» EXERCISE INSTRUCTIONS
Report only the number of lines in this material that include "Management".

» PROVIDED RECORDS
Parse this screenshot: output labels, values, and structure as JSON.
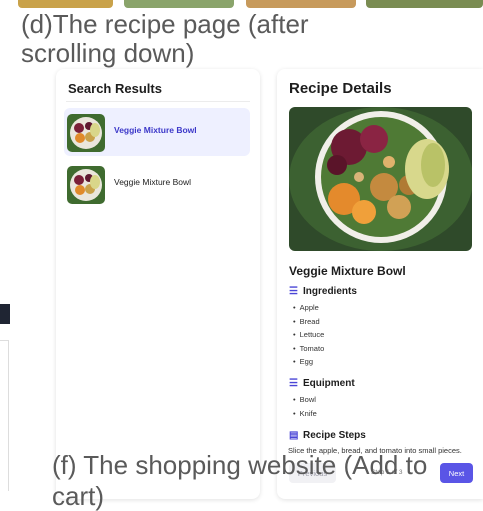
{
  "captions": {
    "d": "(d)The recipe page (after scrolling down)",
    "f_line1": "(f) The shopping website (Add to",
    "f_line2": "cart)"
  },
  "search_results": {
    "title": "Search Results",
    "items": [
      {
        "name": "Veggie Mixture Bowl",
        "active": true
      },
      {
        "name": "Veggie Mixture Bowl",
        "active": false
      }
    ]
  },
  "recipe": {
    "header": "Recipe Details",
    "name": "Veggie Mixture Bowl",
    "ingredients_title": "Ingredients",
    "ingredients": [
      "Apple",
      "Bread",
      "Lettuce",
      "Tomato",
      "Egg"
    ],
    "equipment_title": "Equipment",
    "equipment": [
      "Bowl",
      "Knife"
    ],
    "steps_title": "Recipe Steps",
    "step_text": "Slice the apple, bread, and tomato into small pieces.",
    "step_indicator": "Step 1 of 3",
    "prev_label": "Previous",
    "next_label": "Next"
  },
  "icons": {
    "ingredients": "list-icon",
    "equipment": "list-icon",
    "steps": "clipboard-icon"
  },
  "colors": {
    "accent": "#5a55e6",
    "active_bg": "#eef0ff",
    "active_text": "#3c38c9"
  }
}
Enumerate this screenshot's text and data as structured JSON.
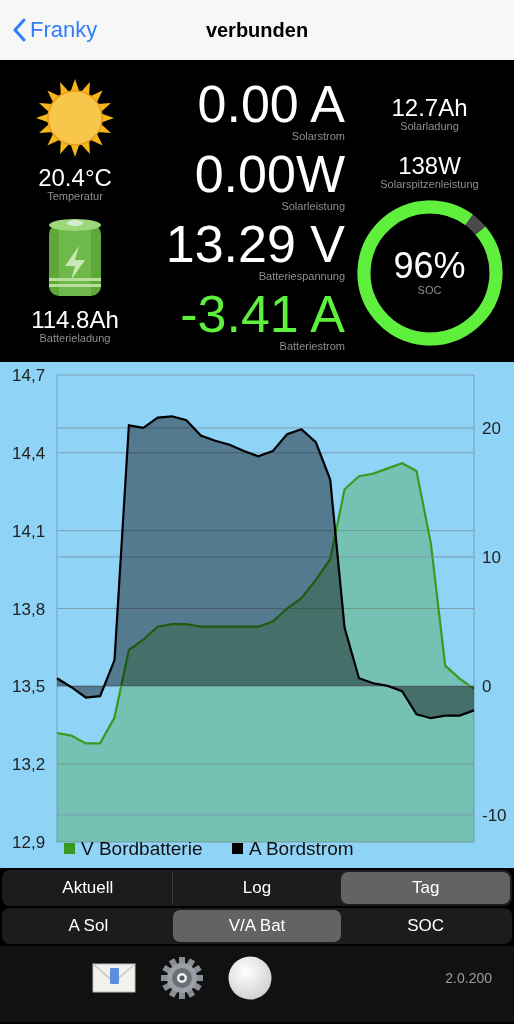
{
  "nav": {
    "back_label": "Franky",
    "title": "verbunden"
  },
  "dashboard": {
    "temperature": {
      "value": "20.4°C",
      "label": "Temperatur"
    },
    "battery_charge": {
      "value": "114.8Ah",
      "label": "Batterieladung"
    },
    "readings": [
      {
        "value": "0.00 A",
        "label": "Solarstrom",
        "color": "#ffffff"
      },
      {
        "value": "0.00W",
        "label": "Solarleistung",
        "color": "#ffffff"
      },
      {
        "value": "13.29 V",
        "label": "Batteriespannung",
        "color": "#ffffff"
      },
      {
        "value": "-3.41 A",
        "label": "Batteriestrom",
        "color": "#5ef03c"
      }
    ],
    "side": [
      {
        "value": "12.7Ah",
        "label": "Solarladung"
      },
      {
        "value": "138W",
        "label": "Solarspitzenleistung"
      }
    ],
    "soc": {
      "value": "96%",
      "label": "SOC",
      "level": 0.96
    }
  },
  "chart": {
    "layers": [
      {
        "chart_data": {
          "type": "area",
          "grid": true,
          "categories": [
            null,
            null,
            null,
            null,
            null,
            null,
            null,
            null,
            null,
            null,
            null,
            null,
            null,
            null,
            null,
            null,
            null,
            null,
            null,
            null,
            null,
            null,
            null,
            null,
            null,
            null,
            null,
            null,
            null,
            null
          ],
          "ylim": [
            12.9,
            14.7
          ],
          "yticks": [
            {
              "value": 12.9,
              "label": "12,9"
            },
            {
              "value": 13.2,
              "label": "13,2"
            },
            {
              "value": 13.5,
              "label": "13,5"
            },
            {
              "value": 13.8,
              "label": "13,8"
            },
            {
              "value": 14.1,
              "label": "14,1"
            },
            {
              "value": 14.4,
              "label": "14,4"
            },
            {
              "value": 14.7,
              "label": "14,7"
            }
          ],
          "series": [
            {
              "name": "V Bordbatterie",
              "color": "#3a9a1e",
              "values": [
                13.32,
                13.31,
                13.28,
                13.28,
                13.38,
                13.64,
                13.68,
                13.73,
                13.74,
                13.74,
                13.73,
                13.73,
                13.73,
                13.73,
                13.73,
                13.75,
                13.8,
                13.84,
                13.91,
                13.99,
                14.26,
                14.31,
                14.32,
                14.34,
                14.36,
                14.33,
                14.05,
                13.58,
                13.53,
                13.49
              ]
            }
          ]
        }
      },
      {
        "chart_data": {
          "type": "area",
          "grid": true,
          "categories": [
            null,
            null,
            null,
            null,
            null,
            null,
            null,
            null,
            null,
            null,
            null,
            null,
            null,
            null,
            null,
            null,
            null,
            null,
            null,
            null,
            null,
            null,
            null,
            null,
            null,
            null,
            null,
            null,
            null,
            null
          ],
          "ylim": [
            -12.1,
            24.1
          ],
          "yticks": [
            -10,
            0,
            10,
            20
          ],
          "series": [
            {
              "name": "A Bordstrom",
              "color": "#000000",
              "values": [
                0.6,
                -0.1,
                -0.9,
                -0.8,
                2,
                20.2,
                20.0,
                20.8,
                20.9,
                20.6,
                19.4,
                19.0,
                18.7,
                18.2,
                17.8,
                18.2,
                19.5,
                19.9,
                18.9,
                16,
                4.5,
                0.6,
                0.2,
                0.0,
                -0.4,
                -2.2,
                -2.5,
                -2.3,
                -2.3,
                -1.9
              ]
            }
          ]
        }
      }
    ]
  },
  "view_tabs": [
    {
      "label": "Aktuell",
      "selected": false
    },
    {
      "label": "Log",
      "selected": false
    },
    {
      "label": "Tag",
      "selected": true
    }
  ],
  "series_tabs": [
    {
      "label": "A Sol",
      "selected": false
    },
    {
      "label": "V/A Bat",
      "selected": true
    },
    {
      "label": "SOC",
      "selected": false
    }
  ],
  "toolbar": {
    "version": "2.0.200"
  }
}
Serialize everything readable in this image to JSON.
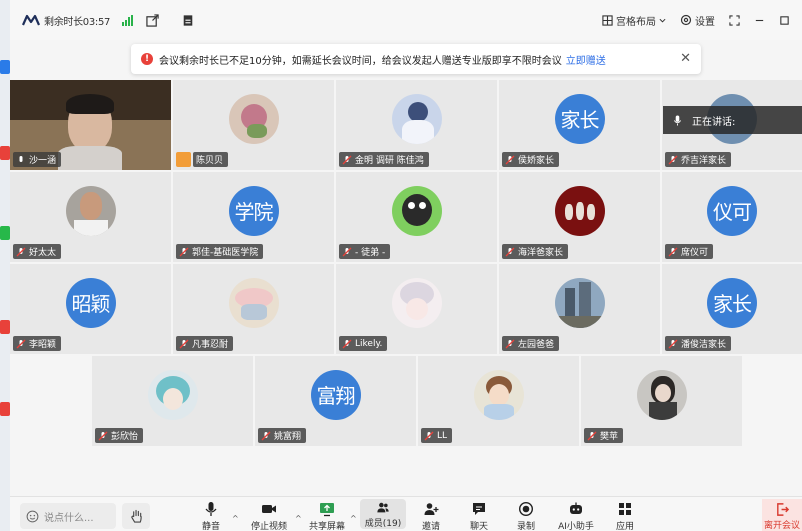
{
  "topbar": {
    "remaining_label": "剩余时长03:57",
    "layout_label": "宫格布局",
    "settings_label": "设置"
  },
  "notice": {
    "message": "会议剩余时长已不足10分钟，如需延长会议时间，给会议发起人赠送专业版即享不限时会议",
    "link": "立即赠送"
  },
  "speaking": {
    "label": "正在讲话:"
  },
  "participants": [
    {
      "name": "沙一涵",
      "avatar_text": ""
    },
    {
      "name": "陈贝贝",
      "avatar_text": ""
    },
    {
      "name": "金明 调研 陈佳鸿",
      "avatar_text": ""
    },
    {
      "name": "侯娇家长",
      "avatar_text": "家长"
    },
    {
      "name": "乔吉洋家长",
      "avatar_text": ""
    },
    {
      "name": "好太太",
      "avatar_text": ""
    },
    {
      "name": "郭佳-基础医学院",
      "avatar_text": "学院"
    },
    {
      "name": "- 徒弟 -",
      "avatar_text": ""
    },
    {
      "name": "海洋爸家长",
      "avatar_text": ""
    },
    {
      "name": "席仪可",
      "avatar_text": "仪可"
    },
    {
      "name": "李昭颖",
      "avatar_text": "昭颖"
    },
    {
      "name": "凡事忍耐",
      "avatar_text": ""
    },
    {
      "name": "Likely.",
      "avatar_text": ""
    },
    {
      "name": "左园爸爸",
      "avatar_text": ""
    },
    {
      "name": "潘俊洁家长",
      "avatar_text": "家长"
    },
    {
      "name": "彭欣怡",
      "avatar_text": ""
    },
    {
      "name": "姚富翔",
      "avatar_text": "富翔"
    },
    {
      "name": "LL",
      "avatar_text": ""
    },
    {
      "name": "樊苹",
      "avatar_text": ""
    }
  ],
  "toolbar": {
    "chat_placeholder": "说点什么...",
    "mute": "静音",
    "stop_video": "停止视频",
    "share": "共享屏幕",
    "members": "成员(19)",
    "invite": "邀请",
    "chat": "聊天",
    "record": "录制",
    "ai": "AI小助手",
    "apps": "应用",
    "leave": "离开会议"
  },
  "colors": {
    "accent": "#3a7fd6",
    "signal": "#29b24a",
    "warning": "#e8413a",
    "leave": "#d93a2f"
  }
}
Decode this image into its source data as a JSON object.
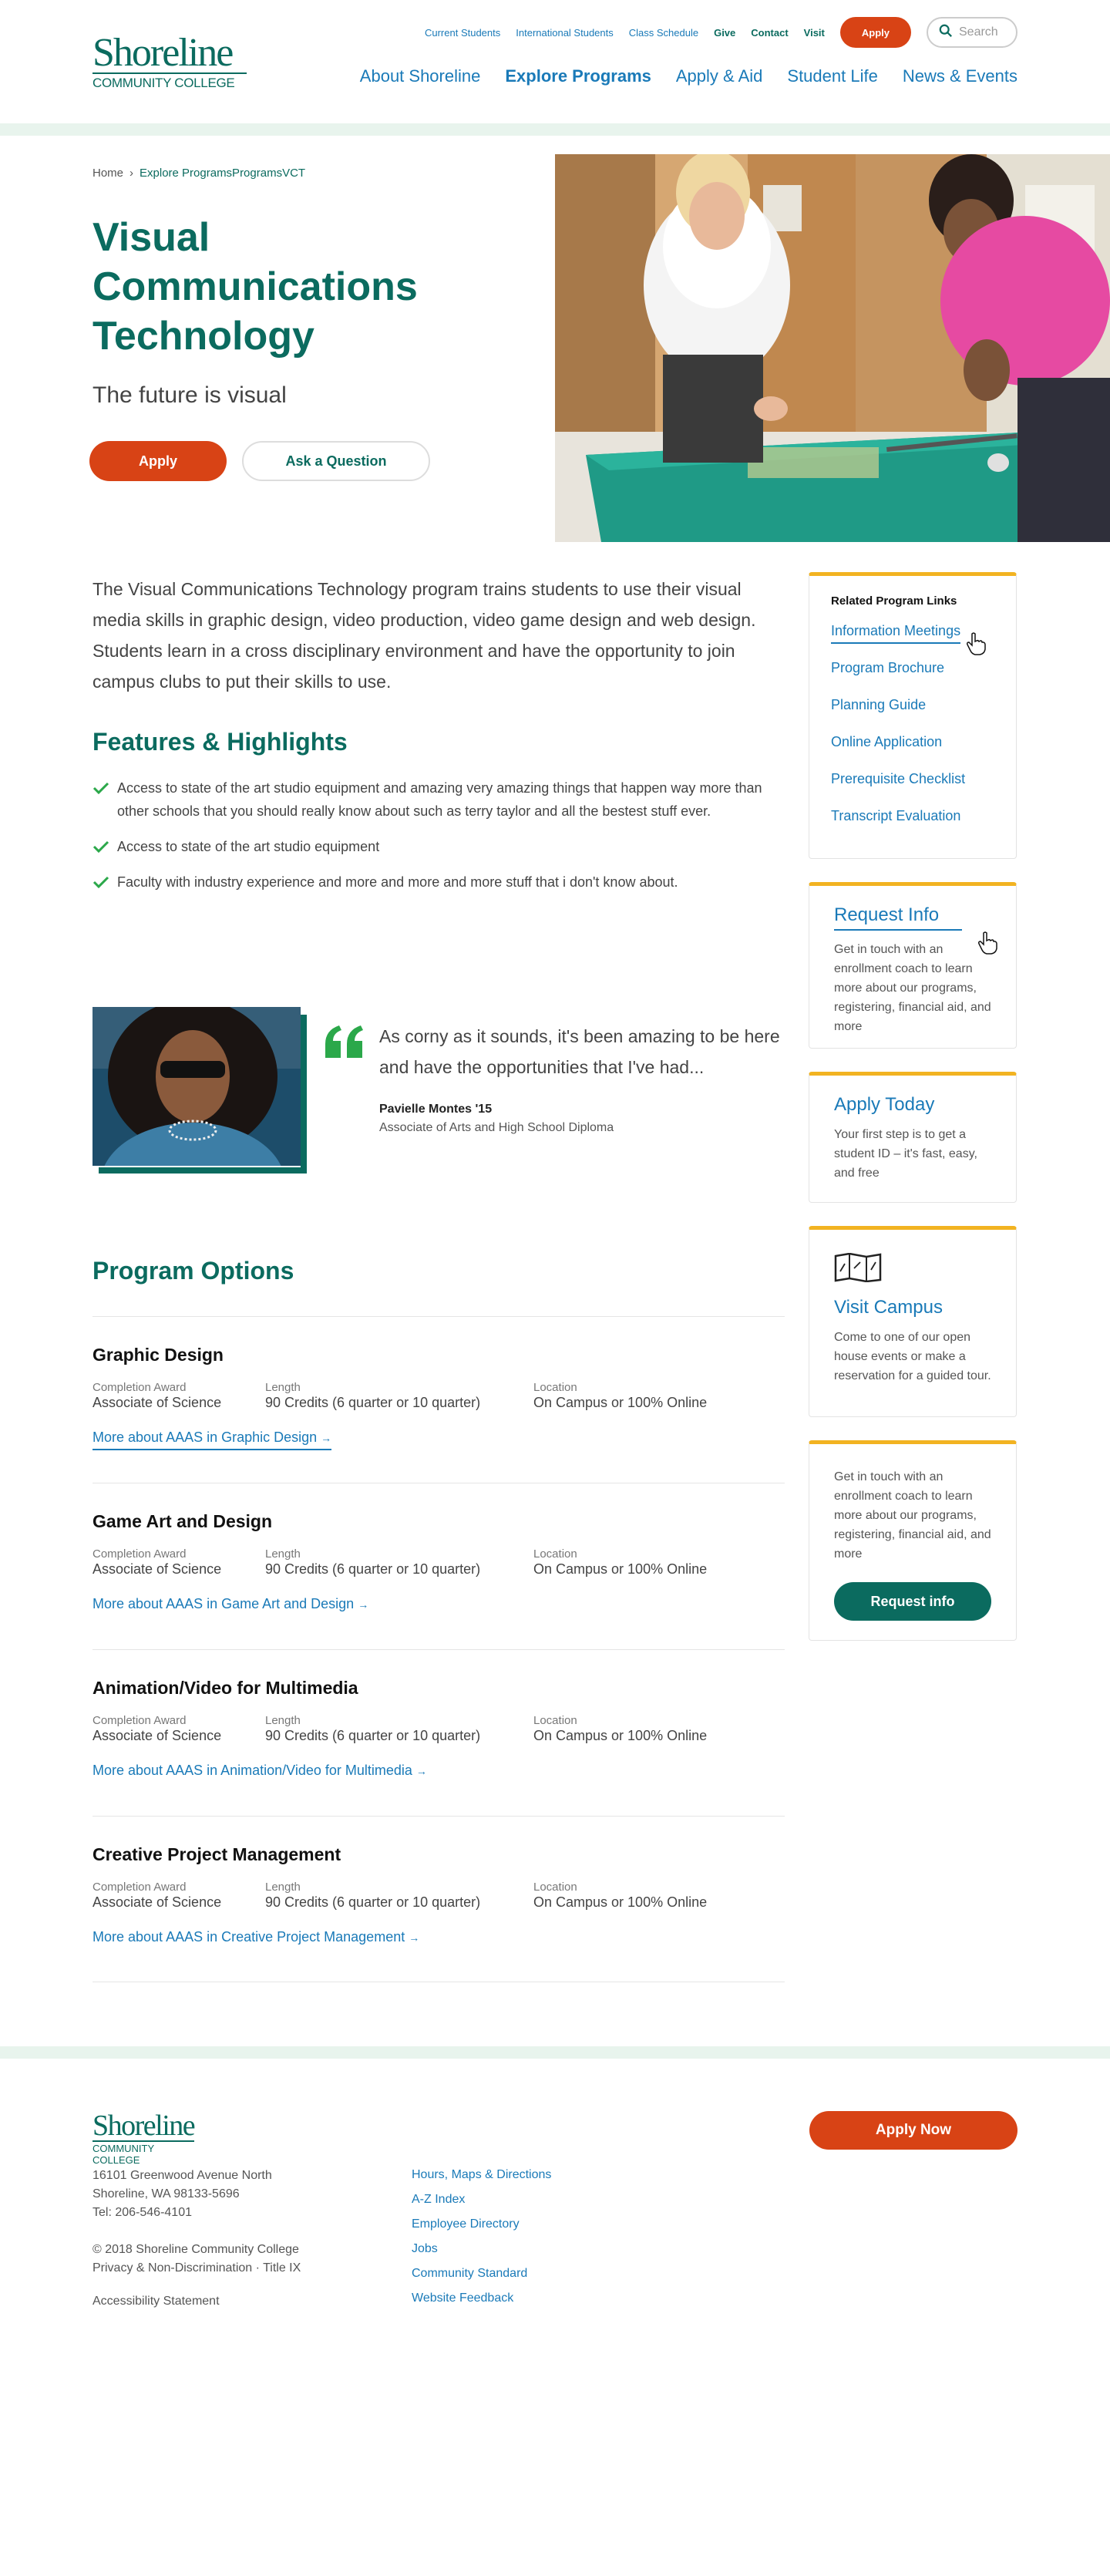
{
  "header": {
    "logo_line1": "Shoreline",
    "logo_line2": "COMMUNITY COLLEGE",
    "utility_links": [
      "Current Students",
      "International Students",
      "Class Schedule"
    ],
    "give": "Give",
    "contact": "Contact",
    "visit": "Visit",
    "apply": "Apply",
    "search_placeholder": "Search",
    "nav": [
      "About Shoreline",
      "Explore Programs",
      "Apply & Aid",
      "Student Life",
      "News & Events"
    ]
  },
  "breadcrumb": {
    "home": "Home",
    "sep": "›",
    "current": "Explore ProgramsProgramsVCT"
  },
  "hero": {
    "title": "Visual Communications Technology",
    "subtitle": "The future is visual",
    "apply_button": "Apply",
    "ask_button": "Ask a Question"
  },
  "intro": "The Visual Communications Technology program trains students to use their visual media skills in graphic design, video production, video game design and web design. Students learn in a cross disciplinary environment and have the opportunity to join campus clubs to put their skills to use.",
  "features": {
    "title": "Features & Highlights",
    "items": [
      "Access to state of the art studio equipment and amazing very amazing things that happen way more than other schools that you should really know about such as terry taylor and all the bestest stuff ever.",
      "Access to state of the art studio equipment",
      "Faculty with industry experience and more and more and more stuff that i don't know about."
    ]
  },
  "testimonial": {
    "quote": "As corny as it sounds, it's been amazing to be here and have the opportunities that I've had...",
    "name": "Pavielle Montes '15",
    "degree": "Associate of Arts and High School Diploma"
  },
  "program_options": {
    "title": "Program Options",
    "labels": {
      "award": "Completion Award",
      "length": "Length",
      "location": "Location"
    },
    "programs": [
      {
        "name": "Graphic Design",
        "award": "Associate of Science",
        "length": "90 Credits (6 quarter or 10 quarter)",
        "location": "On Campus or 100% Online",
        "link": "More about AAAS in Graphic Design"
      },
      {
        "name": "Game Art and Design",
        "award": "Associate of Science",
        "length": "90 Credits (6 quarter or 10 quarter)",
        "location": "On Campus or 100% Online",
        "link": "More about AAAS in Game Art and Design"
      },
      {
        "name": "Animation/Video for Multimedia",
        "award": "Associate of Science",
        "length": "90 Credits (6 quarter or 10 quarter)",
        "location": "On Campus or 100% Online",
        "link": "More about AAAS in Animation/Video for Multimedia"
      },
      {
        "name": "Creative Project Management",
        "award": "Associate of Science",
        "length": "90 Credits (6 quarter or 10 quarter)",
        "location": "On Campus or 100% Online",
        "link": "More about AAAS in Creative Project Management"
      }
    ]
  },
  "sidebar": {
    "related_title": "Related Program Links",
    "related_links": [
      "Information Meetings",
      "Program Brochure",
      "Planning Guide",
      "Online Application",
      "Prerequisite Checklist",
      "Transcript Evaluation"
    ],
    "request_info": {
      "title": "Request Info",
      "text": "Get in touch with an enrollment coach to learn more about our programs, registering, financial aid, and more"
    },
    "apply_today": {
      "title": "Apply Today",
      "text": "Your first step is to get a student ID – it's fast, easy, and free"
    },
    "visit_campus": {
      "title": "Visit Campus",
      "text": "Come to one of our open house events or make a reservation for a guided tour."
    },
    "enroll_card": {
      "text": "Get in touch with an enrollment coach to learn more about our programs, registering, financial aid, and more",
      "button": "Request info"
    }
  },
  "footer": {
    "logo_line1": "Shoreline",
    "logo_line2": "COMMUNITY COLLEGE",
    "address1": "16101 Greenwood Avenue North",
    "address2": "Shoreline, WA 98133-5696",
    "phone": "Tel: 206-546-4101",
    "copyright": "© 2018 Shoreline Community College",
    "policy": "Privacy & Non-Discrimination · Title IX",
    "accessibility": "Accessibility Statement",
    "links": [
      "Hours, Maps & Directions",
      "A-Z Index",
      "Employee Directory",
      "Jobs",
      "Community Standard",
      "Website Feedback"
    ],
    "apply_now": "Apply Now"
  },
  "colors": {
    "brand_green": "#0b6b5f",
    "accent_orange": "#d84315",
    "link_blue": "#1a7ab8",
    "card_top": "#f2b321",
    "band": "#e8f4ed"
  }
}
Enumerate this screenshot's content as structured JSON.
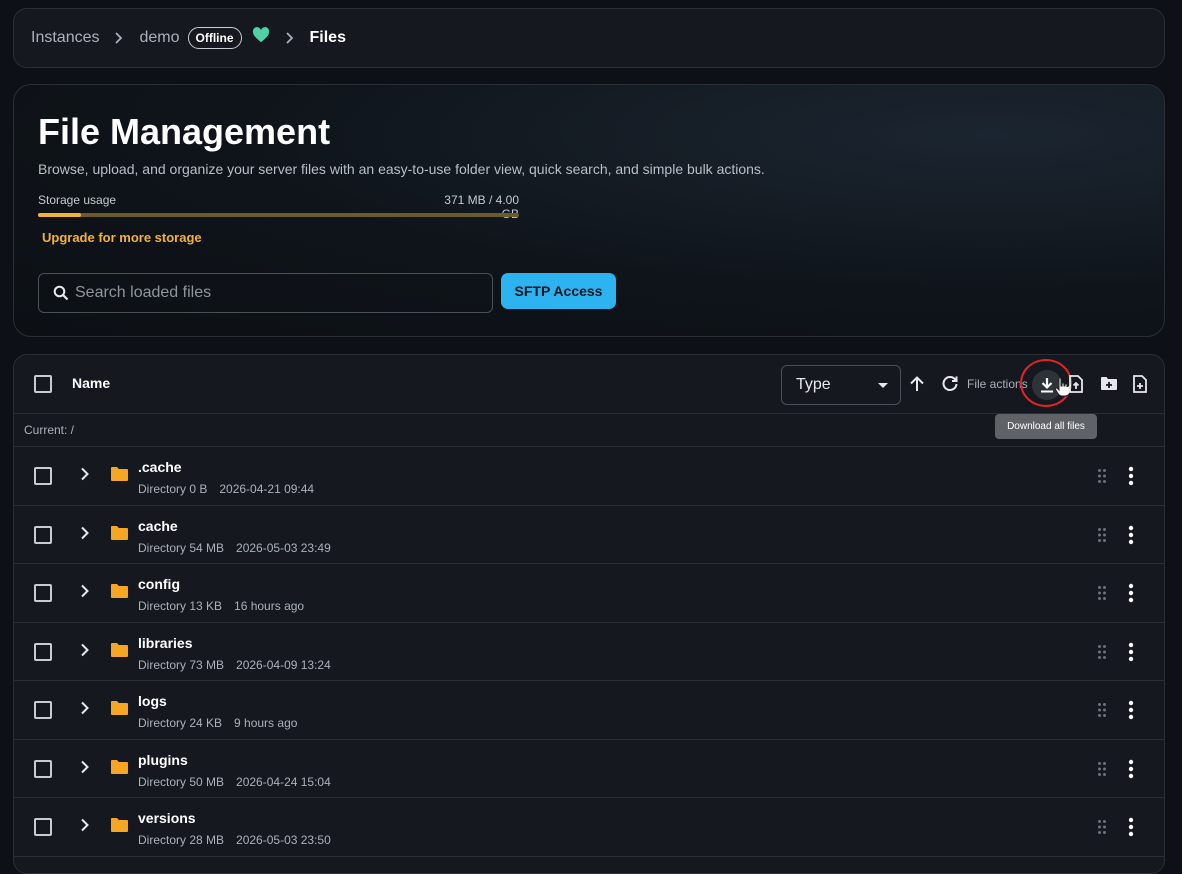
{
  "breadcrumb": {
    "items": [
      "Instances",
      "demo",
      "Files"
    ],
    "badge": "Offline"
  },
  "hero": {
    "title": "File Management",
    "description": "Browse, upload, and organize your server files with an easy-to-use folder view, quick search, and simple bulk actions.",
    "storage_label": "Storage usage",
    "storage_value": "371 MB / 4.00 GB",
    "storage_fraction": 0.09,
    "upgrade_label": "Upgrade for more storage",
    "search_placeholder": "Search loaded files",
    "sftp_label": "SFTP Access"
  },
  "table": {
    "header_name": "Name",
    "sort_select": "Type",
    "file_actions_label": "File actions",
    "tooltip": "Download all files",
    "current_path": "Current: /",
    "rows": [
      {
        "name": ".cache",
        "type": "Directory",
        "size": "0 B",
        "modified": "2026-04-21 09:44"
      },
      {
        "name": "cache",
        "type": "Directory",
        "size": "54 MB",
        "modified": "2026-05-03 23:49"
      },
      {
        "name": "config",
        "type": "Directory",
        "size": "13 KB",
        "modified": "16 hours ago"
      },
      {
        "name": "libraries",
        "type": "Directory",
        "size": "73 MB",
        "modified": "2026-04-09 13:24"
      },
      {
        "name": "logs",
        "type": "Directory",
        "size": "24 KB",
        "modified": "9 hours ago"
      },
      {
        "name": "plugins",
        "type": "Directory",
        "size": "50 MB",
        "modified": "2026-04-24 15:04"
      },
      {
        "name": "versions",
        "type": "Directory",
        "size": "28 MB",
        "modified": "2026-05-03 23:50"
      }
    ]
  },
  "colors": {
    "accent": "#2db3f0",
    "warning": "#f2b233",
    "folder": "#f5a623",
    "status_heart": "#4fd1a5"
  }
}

» ANSWER TO THE TASK
3